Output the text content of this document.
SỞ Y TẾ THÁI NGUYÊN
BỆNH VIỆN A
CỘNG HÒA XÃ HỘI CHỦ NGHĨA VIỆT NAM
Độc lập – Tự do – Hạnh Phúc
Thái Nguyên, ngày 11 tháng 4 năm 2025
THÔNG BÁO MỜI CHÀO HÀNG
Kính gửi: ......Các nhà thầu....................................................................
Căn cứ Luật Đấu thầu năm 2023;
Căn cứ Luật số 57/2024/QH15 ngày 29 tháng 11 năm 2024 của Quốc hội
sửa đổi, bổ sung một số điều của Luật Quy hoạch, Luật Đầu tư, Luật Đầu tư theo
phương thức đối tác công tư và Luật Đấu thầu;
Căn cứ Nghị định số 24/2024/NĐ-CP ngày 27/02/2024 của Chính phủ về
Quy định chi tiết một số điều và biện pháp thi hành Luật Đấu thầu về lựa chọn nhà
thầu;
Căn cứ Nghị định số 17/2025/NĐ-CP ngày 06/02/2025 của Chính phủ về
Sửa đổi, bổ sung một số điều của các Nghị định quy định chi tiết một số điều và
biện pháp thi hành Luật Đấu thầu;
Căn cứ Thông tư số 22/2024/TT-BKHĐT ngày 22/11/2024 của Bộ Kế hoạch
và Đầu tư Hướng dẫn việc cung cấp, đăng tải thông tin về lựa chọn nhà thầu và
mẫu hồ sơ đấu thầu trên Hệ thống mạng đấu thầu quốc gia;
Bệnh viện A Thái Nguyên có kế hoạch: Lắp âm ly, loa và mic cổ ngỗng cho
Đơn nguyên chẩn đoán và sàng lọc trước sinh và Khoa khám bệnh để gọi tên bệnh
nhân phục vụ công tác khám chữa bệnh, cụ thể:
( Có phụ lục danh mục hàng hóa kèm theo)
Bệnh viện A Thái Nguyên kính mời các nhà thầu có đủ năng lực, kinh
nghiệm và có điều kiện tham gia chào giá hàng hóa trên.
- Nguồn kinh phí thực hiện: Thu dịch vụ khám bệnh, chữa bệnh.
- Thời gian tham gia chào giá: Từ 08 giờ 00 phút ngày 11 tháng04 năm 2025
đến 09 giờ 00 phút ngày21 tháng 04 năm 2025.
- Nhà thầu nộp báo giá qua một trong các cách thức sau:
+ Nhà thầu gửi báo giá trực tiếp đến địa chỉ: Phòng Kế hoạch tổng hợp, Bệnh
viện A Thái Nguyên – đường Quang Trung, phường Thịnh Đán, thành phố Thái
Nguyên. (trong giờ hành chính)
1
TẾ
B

______

WHAT IS REQUIRED. In the listing, find all lines with the string "kinh" and copy them.

TASK RESULT.
Bệnh viện A Thái Nguyên kính mời các nhà thầu có đủ năng lực, kinh
- Nguồn kinh phí thực hiện: Thu dịch vụ khám bệnh, chữa bệnh.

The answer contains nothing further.